--- Start of RECORDS FOR THIS EXERCISE ---
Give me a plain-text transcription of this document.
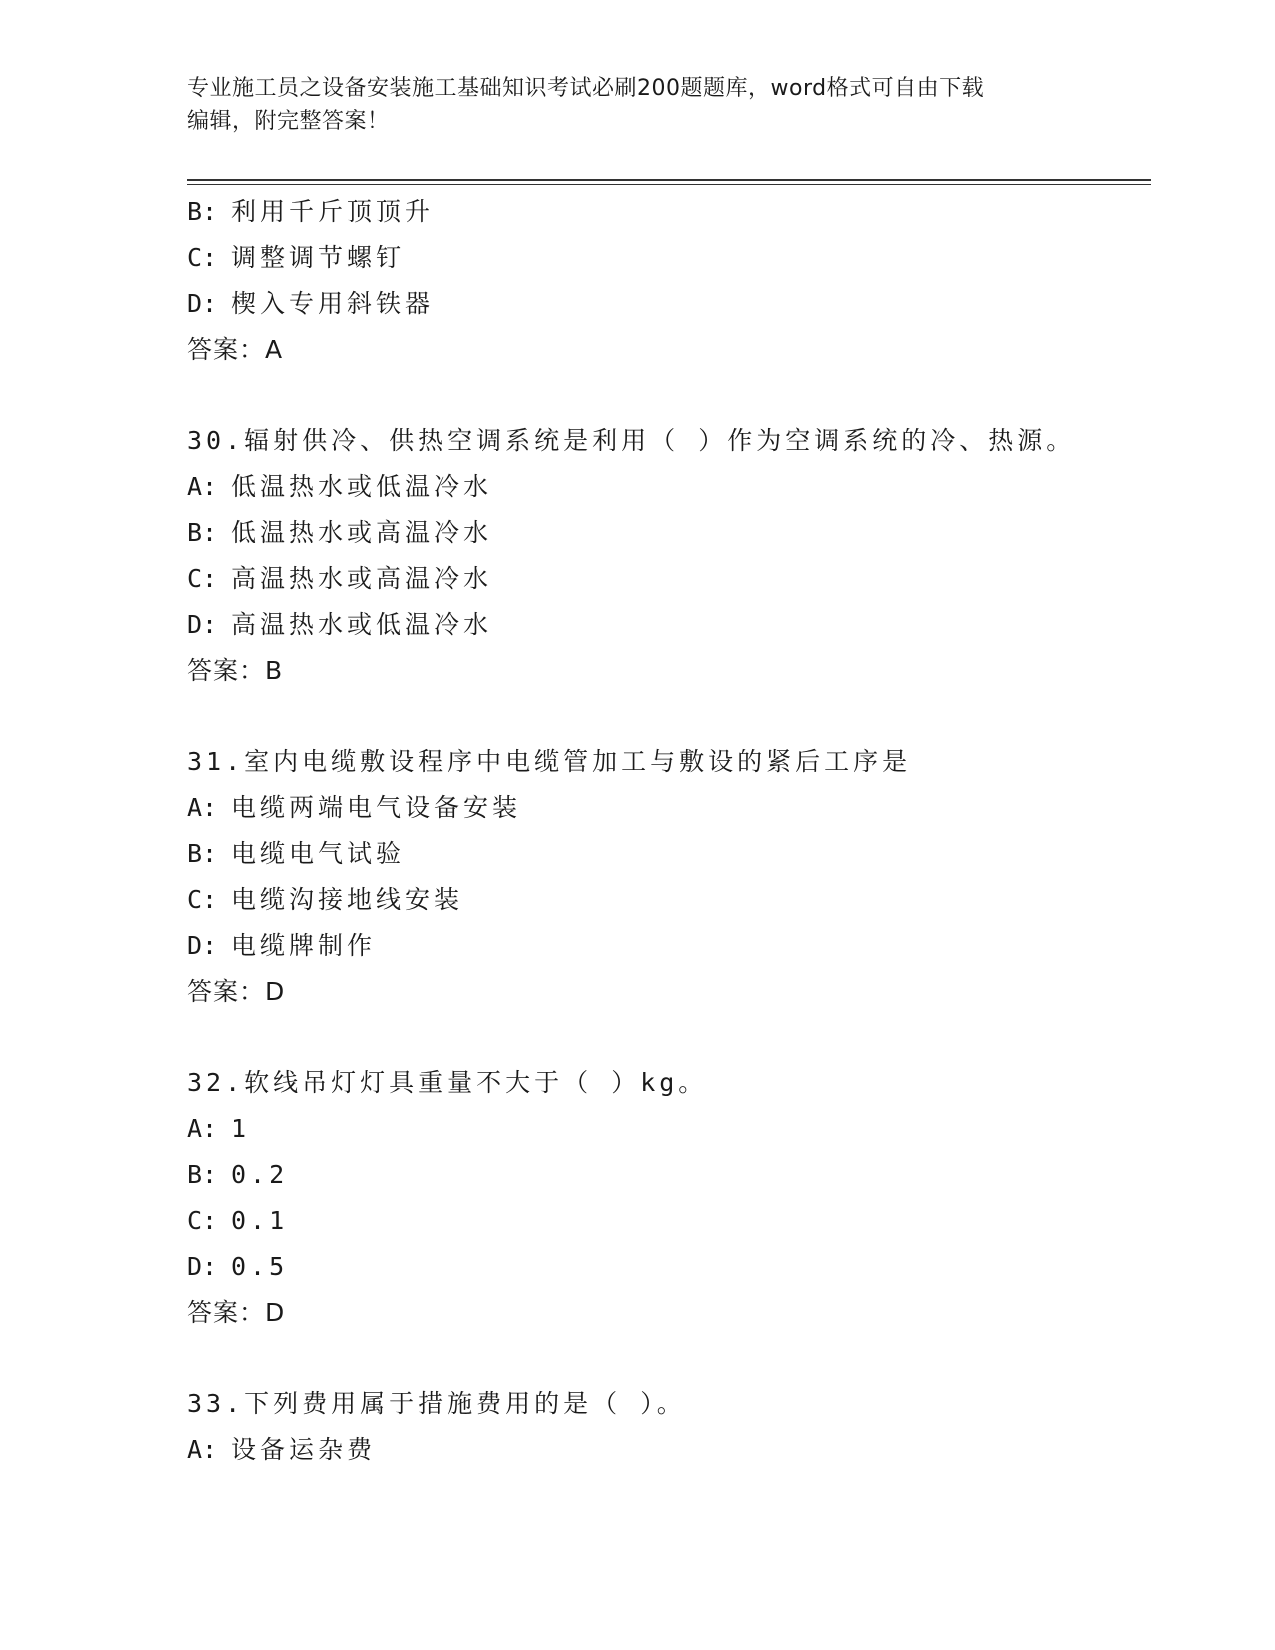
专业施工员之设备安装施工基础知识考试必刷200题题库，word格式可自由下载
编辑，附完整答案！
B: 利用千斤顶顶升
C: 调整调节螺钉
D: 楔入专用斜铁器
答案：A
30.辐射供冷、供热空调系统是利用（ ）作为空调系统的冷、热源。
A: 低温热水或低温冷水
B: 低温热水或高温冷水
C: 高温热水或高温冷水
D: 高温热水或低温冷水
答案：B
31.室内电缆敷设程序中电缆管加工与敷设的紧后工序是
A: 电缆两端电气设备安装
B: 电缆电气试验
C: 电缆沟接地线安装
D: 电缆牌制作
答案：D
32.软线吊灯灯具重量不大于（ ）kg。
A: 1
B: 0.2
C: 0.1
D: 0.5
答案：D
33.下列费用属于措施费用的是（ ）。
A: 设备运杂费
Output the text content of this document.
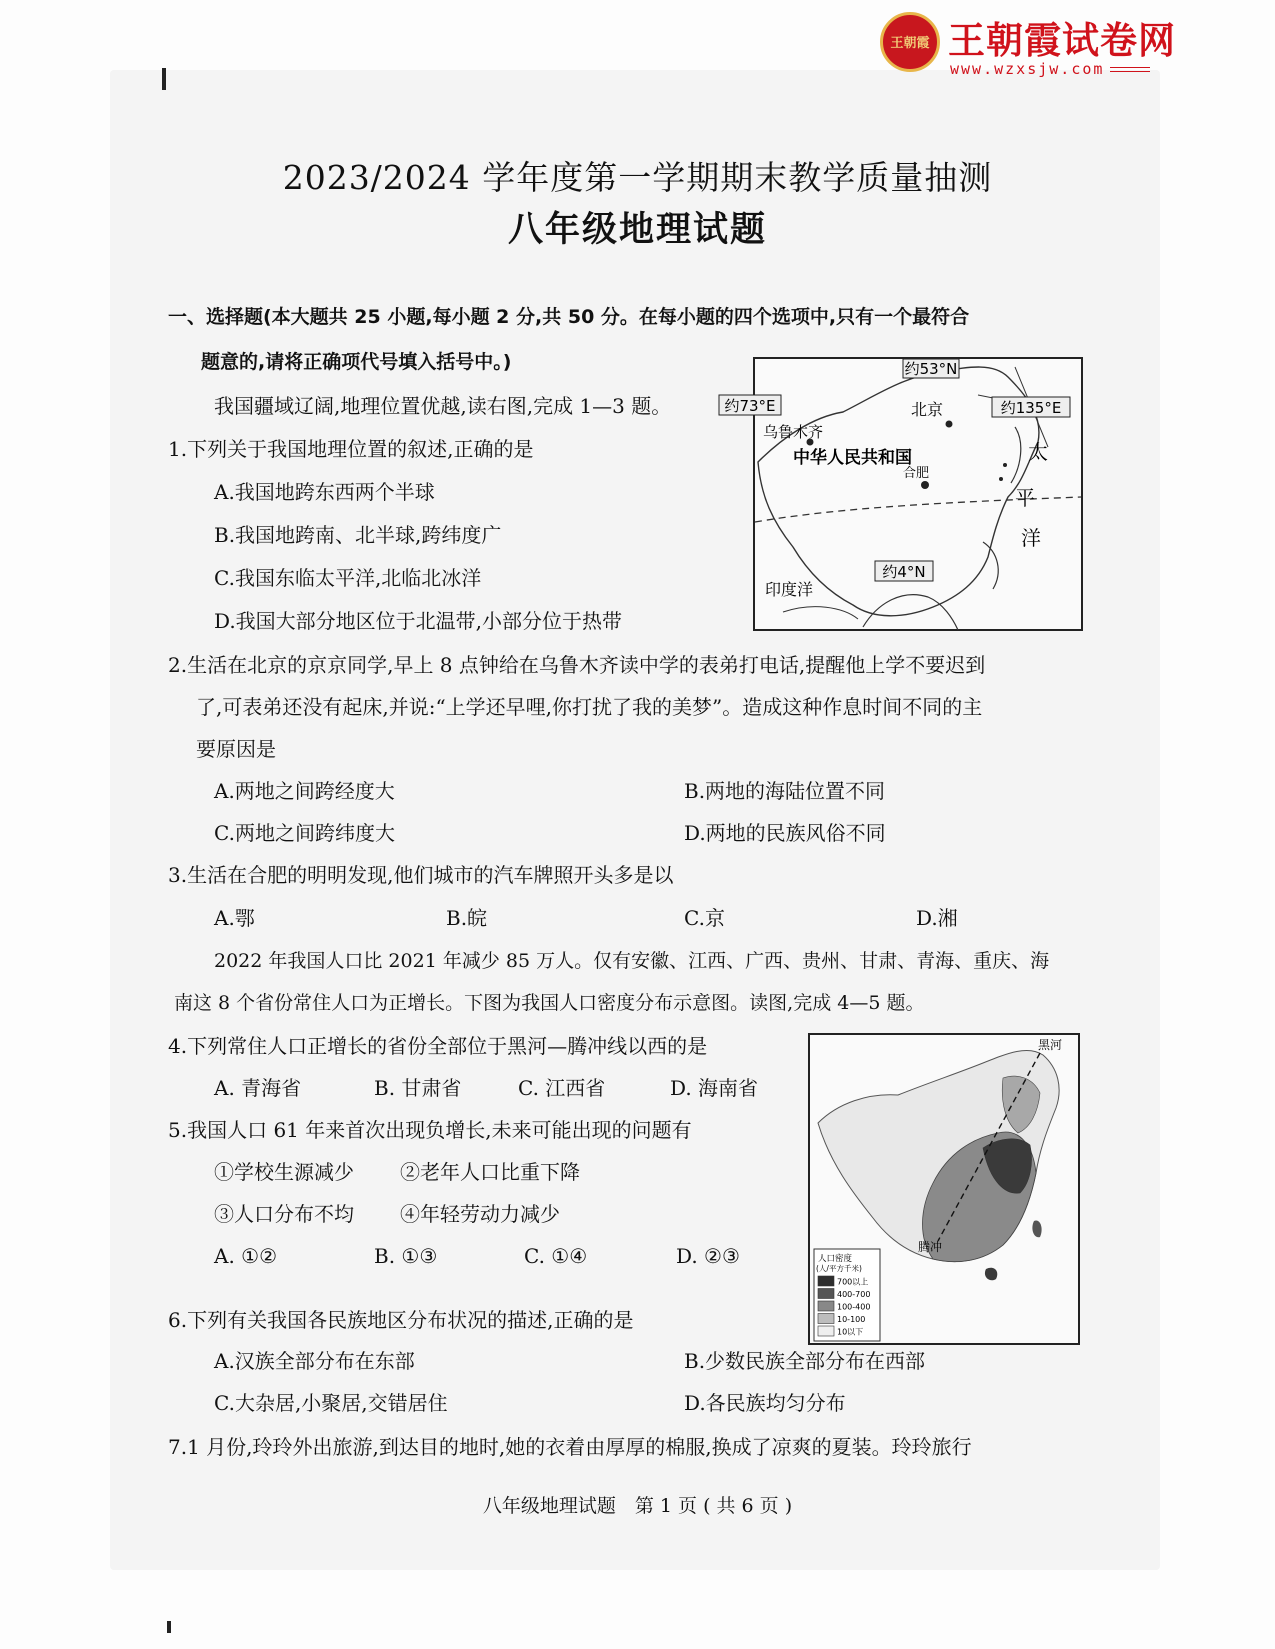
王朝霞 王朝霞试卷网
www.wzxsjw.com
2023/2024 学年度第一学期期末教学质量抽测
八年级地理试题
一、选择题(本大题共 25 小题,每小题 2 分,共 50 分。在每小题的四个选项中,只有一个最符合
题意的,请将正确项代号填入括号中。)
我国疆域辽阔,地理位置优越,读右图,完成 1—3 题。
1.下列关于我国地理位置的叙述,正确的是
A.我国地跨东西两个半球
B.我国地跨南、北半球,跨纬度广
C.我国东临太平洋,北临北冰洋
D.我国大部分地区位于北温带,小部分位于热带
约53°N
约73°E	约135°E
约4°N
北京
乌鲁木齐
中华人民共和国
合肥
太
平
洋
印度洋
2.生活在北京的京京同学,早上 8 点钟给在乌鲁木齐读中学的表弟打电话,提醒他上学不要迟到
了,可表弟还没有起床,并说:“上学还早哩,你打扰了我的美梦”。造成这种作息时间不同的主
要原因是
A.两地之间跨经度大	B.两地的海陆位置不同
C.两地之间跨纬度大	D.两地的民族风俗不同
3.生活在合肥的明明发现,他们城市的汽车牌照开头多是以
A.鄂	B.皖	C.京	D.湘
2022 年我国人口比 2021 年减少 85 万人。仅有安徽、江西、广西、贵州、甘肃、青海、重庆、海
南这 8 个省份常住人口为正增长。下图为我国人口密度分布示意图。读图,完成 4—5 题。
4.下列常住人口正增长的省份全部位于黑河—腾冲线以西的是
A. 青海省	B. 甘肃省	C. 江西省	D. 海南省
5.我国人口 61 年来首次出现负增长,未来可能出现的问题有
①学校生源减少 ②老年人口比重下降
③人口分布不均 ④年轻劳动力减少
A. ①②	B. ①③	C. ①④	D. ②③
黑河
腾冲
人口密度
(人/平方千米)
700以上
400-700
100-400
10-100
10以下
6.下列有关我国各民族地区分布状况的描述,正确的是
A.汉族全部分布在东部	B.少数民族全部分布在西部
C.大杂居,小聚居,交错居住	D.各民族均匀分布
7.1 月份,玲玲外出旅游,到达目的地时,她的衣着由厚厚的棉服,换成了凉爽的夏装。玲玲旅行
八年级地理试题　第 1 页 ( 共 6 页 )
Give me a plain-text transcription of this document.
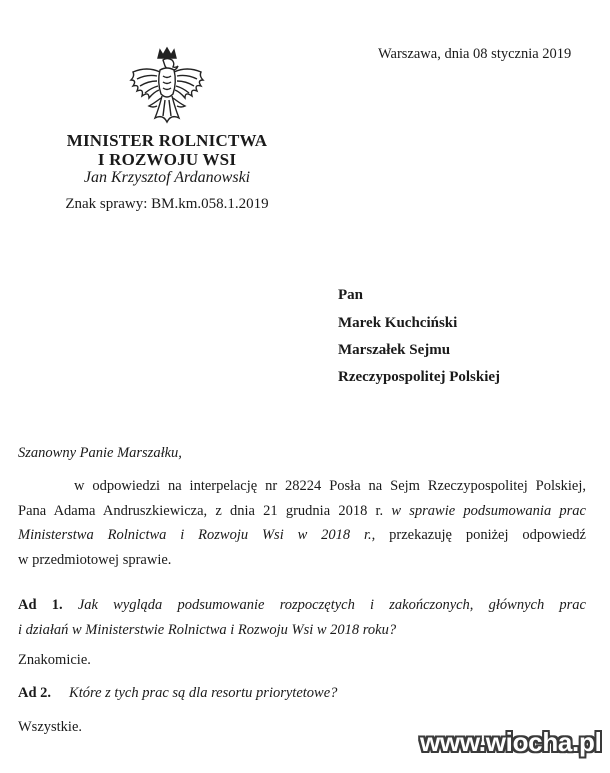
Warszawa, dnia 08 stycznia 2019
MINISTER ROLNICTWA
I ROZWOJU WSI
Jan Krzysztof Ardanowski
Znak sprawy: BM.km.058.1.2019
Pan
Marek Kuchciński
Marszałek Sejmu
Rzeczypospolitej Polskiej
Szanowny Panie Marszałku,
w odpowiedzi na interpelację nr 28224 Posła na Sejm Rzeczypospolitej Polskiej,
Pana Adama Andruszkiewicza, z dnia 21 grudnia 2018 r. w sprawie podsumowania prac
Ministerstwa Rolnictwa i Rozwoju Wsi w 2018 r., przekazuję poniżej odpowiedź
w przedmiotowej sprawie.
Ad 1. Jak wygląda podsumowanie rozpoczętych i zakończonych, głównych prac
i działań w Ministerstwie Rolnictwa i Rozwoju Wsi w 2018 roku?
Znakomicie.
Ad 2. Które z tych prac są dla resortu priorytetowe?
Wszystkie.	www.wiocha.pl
--- End of RECORDS FOR THIS EXERCISE ---
**DIRECTIONS FOR THIS TASK:** Pictures are to be left out; all else in the entries above is to be quoted exactly.

**WRITTEN SOLUTION:**
Give me a plain-text transcription of this document.
专业施工员之设备安装施工基础知识考试必刷200题题库，word格式可自由下载
编辑，附完整答案！
B: 利用千斤顶顶升
C: 调整调节螺钉
D: 楔入专用斜铁器
答案：A
30.辐射供冷、供热空调系统是利用（ ）作为空调系统的冷、热源。
A: 低温热水或低温冷水
B: 低温热水或高温冷水
C: 高温热水或高温冷水
D: 高温热水或低温冷水
答案：B
31.室内电缆敷设程序中电缆管加工与敷设的紧后工序是
A: 电缆两端电气设备安装
B: 电缆电气试验
C: 电缆沟接地线安装
D: 电缆牌制作
答案：D
32.软线吊灯灯具重量不大于（ ）kg。
A: 1
B: 0.2
C: 0.1
D: 0.5
答案：D
33.下列费用属于措施费用的是（ ）。
A: 设备运杂费
Output the text content of this document.
王朝霞 王朝霞试卷网
www.wzxsjw.com
2023/2024 学年度第一学期期末教学质量抽测
八年级地理试题
一、选择题(本大题共 25 小题,每小题 2 分,共 50 分。在每小题的四个选项中,只有一个最符合
题意的,请将正确项代号填入括号中。)
我国疆域辽阔,地理位置优越,读右图,完成 1—3 题。
1.下列关于我国地理位置的叙述,正确的是
A.我国地跨东西两个半球
B.我国地跨南、北半球,跨纬度广
C.我国东临太平洋,北临北冰洋
D.我国大部分地区位于北温带,小部分位于热带
约53°N
约73°E	约135°E
约4°N
北京
乌鲁木齐
中华人民共和国
合肥
太
平
洋
印度洋
2.生活在北京的京京同学,早上 8 点钟给在乌鲁木齐读中学的表弟打电话,提醒他上学不要迟到
了,可表弟还没有起床,并说:“上学还早哩,你打扰了我的美梦”。造成这种作息时间不同的主
要原因是
A.两地之间跨经度大	B.两地的海陆位置不同
C.两地之间跨纬度大	D.两地的民族风俗不同
3.生活在合肥的明明发现,他们城市的汽车牌照开头多是以
A.鄂	B.皖	C.京	D.湘
2022 年我国人口比 2021 年减少 85 万人。仅有安徽、江西、广西、贵州、甘肃、青海、重庆、海
南这 8 个省份常住人口为正增长。下图为我国人口密度分布示意图。读图,完成 4—5 题。
4.下列常住人口正增长的省份全部位于黑河—腾冲线以西的是
A. 青海省	B. 甘肃省	C. 江西省	D. 海南省
5.我国人口 61 年来首次出现负增长,未来可能出现的问题有
①学校生源减少 ②老年人口比重下降
③人口分布不均 ④年轻劳动力减少
A. ①②	B. ①③	C. ①④	D. ②③
黑河
腾冲
人口密度
(人/平方千米)
700以上
400-700
100-400
10-100
10以下
6.下列有关我国各民族地区分布状况的描述,正确的是
A.汉族全部分布在东部	B.少数民族全部分布在西部
C.大杂居,小聚居,交错居住	D.各民族均匀分布
7.1 月份,玲玲外出旅游,到达目的地时,她的衣着由厚厚的棉服,换成了凉爽的夏装。玲玲旅行
八年级地理试题　第 1 页 ( 共 6 页 )
Give me a plain-text transcription of this document.
Warszawa, dnia 08 stycznia 2019
MINISTER ROLNICTWA
I ROZWOJU WSI
Jan Krzysztof Ardanowski
Znak sprawy: BM.km.058.1.2019
Pan
Marek Kuchciński
Marszałek Sejmu
Rzeczypospolitej Polskiej
Szanowny Panie Marszałku,
w odpowiedzi na interpelację nr 28224 Posła na Sejm Rzeczypospolitej Polskiej,
Pana Adama Andruszkiewicza, z dnia 21 grudnia 2018 r. w sprawie podsumowania prac
Ministerstwa Rolnictwa i Rozwoju Wsi w 2018 r., przekazuję poniżej odpowiedź
w przedmiotowej sprawie.
Ad 1. Jak wygląda podsumowanie rozpoczętych i zakończonych, głównych prac
i działań w Ministerstwie Rolnictwa i Rozwoju Wsi w 2018 roku?
Znakomicie.
Ad 2. Które z tych prac są dla resortu priorytetowe?
Wszystkie.	www.wiocha.pl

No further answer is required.